Short problem — Give an exact copy of every line, leaving images out.
┌─ The data
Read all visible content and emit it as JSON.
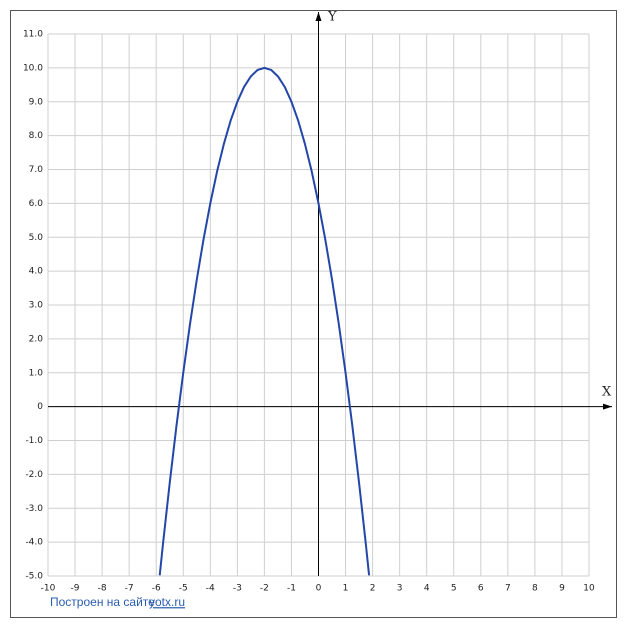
{
  "chart_data": {
    "type": "line",
    "xlabel": "X",
    "ylabel": "Y",
    "x": [
      -5.87,
      -5.75,
      -5.5,
      -5.25,
      -5,
      -4.75,
      -4.5,
      -4.25,
      -4,
      -3.75,
      -3.5,
      -3.25,
      -3,
      -2.75,
      -2.5,
      -2.25,
      -2,
      -1.75,
      -1.5,
      -1.25,
      -1,
      -0.75,
      -0.5,
      -0.25,
      0,
      0.25,
      0.5,
      0.75,
      1,
      1.25,
      1.5,
      1.75,
      1.87
    ],
    "values": [
      -4.98,
      -4.06,
      -2.25,
      -0.56,
      1,
      2.44,
      3.75,
      4.94,
      6,
      6.94,
      7.75,
      8.44,
      9,
      9.44,
      9.75,
      9.94,
      10,
      9.94,
      9.75,
      9.44,
      9,
      8.44,
      7.75,
      6.94,
      6,
      4.94,
      3.75,
      2.44,
      1,
      -0.56,
      -2.25,
      -4.06,
      -4.98
    ],
    "color": "#2346a8",
    "xlim": [
      -10,
      10
    ],
    "ylim": [
      -5,
      11
    ],
    "xticks": [
      -10,
      -9,
      -8,
      -7,
      -6,
      -5,
      -4,
      -3,
      -2,
      -1,
      0,
      1,
      2,
      3,
      4,
      5,
      6,
      7,
      8,
      9,
      10
    ],
    "yticks": [
      {
        "value": -5,
        "label": "-5.0"
      },
      {
        "value": -4,
        "label": "-4.0"
      },
      {
        "value": -3,
        "label": "-3.0"
      },
      {
        "value": -2,
        "label": "-2.0"
      },
      {
        "value": -1,
        "label": "-1.0"
      },
      0,
      {
        "value": 1,
        "label": "1.0"
      },
      {
        "value": 2,
        "label": "2.0"
      },
      {
        "value": 3,
        "label": "3.0"
      },
      {
        "value": 4,
        "label": "4.0"
      },
      {
        "value": 5,
        "label": "5.0"
      },
      {
        "value": 6,
        "label": "6.0"
      },
      {
        "value": 7,
        "label": "7.0"
      },
      {
        "value": 8,
        "label": "8.0"
      },
      {
        "value": 9,
        "label": "9.0"
      },
      {
        "value": 10,
        "label": "10.0"
      },
      {
        "value": 11,
        "label": "11.0"
      }
    ],
    "grid": true,
    "source_text": "Построен на сайте",
    "source_link": "yotx.ru"
  }
}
└─
Task result —
Read all visible content and emit it as JSON.
{
  "chart_data": {
    "type": "line",
    "xlabel": "X",
    "ylabel": "Y",
    "x": [
      -5.87,
      -5.75,
      -5.5,
      -5.25,
      -5,
      -4.75,
      -4.5,
      -4.25,
      -4,
      -3.75,
      -3.5,
      -3.25,
      -3,
      -2.75,
      -2.5,
      -2.25,
      -2,
      -1.75,
      -1.5,
      -1.25,
      -1,
      -0.75,
      -0.5,
      -0.25,
      0,
      0.25,
      0.5,
      0.75,
      1,
      1.25,
      1.5,
      1.75,
      1.87
    ],
    "values": [
      -4.98,
      -4.06,
      -2.25,
      -0.56,
      1,
      2.44,
      3.75,
      4.94,
      6,
      6.94,
      7.75,
      8.44,
      9,
      9.44,
      9.75,
      9.94,
      10,
      9.94,
      9.75,
      9.44,
      9,
      8.44,
      7.75,
      6.94,
      6,
      4.94,
      3.75,
      2.44,
      1,
      -0.56,
      -2.25,
      -4.06,
      -4.98
    ],
    "color": "#2346a8",
    "xlim": [
      -10,
      10
    ],
    "ylim": [
      -5,
      11
    ],
    "xticks": [
      -10,
      -9,
      -8,
      -7,
      -6,
      -5,
      -4,
      -3,
      -2,
      -1,
      0,
      1,
      2,
      3,
      4,
      5,
      6,
      7,
      8,
      9,
      10
    ],
    "yticks": [
      {
        "value": -5,
        "label": "-5.0"
      },
      {
        "value": -4,
        "label": "-4.0"
      },
      {
        "value": -3,
        "label": "-3.0"
      },
      {
        "value": -2,
        "label": "-2.0"
      },
      {
        "value": -1,
        "label": "-1.0"
      },
      0,
      {
        "value": 1,
        "label": "1.0"
      },
      {
        "value": 2,
        "label": "2.0"
      },
      {
        "value": 3,
        "label": "3.0"
      },
      {
        "value": 4,
        "label": "4.0"
      },
      {
        "value": 5,
        "label": "5.0"
      },
      {
        "value": 6,
        "label": "6.0"
      },
      {
        "value": 7,
        "label": "7.0"
      },
      {
        "value": 8,
        "label": "8.0"
      },
      {
        "value": 9,
        "label": "9.0"
      },
      {
        "value": 10,
        "label": "10.0"
      },
      {
        "value": 11,
        "label": "11.0"
      }
    ],
    "grid": true,
    "source_text": "Построен на сайте",
    "source_link": "yotx.ru"
  }
}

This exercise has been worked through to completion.